▶ Page:
31 partis politiques sont en lice pour les élections parlementaires et 14 personnes pour le scrutin présidentiel.

Pour la première fois depuis 2004, les 2 scrutins tombent la même année. Le gouvernement sortant, une « grande coalition », qui rassemble le Parti national-libéral (PNL) de Nicolae Ciuca, ancien Premier ministre (2021-2023), et le Parti social-démocrate (PSD) du Premier ministre sortant Ion-Marcel Ciolacu, ne souhaitait en effet pas que les deux élections soient organisées le même jour.

Le PSD s’est imposé aux élections provinciales et municipales du 9 juin. Le même jour, l’alliance PSD-PNL a remporté les élections européennes avec 48,55% des suffrages (soit 19 des 33 élus au parlement de Strasbourg, 11 pour le PSD et 8 pour le PNL) devant le parti populiste de droite, Alliance pour l’union des Roumains (AUR), qui a recueilli 14,93% des voix et 6 sièges.

La campagne présidentielle

14 personnes sont en lice pour remplacer Klaus Iohannis, en poste depuis 2014, à la présidence de la République. Le chef de l’État sortant, qui termine son 2e mandat, ne peut pas se représenter. 10 candidats sont présentés par des partis politiques et 4 concourent en indépendants.

▶ Données fournies:
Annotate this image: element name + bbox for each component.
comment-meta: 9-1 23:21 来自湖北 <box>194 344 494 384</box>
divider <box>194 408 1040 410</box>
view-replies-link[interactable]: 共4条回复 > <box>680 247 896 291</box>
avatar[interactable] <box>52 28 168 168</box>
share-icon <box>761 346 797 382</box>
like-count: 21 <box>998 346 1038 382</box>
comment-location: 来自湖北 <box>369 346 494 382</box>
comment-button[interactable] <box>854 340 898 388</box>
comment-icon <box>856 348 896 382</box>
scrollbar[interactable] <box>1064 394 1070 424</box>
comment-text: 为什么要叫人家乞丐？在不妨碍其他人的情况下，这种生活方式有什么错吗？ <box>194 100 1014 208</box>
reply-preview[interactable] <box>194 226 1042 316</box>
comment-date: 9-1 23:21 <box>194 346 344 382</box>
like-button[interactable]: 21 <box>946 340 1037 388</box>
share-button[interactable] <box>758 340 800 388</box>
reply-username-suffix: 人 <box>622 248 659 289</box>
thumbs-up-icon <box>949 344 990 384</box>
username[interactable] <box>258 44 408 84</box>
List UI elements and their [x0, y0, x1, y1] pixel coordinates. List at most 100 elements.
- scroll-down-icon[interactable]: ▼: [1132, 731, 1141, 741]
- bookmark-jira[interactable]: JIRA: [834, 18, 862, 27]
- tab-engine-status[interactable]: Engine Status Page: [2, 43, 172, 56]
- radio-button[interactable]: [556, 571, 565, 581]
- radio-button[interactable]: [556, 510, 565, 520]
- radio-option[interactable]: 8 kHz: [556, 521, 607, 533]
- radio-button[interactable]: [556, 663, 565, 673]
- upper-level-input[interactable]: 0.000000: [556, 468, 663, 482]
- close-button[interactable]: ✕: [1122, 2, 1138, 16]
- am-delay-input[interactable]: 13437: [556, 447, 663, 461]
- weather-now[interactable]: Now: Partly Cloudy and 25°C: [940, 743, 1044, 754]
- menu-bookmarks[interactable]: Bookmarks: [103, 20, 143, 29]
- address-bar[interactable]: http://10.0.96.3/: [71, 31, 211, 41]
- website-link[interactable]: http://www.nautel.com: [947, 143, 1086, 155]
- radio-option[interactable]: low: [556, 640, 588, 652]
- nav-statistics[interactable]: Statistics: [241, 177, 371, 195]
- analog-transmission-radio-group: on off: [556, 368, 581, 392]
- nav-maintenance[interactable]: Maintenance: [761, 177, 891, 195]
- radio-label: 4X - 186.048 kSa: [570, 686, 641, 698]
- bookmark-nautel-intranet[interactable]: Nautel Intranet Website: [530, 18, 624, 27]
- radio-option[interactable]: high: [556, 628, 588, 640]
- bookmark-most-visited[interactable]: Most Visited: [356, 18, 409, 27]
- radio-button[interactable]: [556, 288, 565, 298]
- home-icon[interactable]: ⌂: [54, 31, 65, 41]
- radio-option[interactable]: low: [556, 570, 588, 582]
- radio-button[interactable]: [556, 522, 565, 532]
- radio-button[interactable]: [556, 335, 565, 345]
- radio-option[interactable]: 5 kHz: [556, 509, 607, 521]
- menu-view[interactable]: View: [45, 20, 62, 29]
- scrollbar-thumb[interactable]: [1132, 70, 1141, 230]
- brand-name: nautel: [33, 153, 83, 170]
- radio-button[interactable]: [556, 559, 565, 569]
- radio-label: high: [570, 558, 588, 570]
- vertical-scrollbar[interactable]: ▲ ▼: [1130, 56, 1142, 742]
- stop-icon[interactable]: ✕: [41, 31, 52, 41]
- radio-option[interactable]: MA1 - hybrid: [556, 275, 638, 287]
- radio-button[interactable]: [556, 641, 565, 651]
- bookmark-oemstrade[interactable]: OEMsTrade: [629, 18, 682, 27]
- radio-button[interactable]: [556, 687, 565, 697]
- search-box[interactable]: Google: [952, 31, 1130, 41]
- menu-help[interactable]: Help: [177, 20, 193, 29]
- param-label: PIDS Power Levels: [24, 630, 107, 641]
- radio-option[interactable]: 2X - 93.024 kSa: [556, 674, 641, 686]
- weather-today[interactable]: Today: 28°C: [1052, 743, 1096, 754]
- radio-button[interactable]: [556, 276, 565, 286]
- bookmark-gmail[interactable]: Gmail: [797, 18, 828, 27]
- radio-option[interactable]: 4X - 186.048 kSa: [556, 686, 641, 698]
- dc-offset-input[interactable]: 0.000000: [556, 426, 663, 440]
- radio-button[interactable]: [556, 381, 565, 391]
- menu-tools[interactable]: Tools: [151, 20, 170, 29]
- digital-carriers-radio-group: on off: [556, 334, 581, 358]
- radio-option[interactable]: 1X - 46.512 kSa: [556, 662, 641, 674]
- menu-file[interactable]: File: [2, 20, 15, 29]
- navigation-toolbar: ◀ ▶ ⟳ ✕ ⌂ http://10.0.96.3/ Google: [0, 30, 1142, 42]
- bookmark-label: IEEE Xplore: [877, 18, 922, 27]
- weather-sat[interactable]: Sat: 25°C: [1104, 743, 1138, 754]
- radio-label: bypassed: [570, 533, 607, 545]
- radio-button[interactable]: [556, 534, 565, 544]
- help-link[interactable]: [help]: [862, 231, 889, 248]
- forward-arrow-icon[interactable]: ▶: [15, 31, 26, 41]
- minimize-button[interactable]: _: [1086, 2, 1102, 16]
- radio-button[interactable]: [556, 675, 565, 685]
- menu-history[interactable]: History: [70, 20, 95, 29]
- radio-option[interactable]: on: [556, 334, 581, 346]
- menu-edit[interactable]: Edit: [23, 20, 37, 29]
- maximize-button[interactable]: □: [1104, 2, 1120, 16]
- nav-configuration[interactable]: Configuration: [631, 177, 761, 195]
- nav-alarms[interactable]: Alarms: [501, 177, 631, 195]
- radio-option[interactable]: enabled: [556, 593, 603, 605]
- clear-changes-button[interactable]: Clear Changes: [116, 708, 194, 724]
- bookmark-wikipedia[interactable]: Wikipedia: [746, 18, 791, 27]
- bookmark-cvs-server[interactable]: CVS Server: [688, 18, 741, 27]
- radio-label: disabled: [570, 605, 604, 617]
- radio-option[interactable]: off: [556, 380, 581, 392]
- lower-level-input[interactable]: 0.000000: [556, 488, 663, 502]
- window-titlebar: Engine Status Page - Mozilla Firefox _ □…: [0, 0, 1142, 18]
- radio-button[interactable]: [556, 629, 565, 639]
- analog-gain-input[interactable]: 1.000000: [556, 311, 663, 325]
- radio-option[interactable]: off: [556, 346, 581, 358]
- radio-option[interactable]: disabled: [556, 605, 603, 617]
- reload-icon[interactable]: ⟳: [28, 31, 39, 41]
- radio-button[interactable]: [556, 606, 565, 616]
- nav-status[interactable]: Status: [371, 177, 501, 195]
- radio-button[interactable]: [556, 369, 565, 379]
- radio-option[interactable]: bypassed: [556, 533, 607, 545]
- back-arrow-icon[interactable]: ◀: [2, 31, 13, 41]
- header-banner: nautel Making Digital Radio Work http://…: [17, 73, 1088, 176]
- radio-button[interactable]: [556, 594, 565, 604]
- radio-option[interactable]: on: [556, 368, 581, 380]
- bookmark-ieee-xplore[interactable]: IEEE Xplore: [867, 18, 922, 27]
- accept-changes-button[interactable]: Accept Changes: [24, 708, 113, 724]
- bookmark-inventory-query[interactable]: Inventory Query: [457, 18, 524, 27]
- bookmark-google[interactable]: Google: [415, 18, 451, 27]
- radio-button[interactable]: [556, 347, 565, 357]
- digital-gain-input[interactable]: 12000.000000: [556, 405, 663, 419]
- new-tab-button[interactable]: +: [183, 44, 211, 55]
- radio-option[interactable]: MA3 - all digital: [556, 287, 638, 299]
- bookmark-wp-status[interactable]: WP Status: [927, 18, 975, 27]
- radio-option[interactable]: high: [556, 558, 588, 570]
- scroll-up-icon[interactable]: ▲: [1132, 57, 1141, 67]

▶ Objectif 1:
Recopiez à l'identique le passage de la page qui commence par les mots « 31 partis politiques » et se termine par « et 6 sièges. ».
▶ Objectif 2:
D'après la page, combien de sièges l'Alliance pour l'union des Roumains a-t-elle obtenus aux élections européennes ?
▶ Objectif 3:
Traduisez en anglais cette phrase de la page : « Pour la première fois depuis 2004, les 2 scrutins tombent la même année. »
Appuyez-vous uniquement sur la page pour répondre.

▶ Réponse 1:
31 partis politiques sont en lice pour les élections parlementaires et 14 personnes pour le scrutin présidentiel.

Pour la première fois depuis 2004, les 2 scrutins tombent la même année. Le gouvernement sortant, une « grande coalition », qui rassemble le Parti national-libéral (PNL) de Nicolae Ciuca, ancien Premier ministre (2021-2023), et le Parti social-démocrate (PSD) du Premier ministre sortant Ion-Marcel Ciolacu, ne souhaitait en effet pas que les deux élections soient organisées le même jour.

Le PSD s’est imposé aux élections provinciales et municipales du 9 juin. Le même jour, l’alliance PSD-PNL a remporté les élections européennes avec 48,55% des suffrages (soit 19 des 33 élus au parlement de Strasbourg, 11 pour le PSD et 8 pour le PNL) devant le parti populiste de droite, Alliance pour l’union des Roumains (AUR), qui a recueilli 14,93% des voix et 6 sièges.

▶ Réponse 2:
6 sièges.

▶ Réponse 3:
For the first time since 2004, the 2 elections fall in the same year.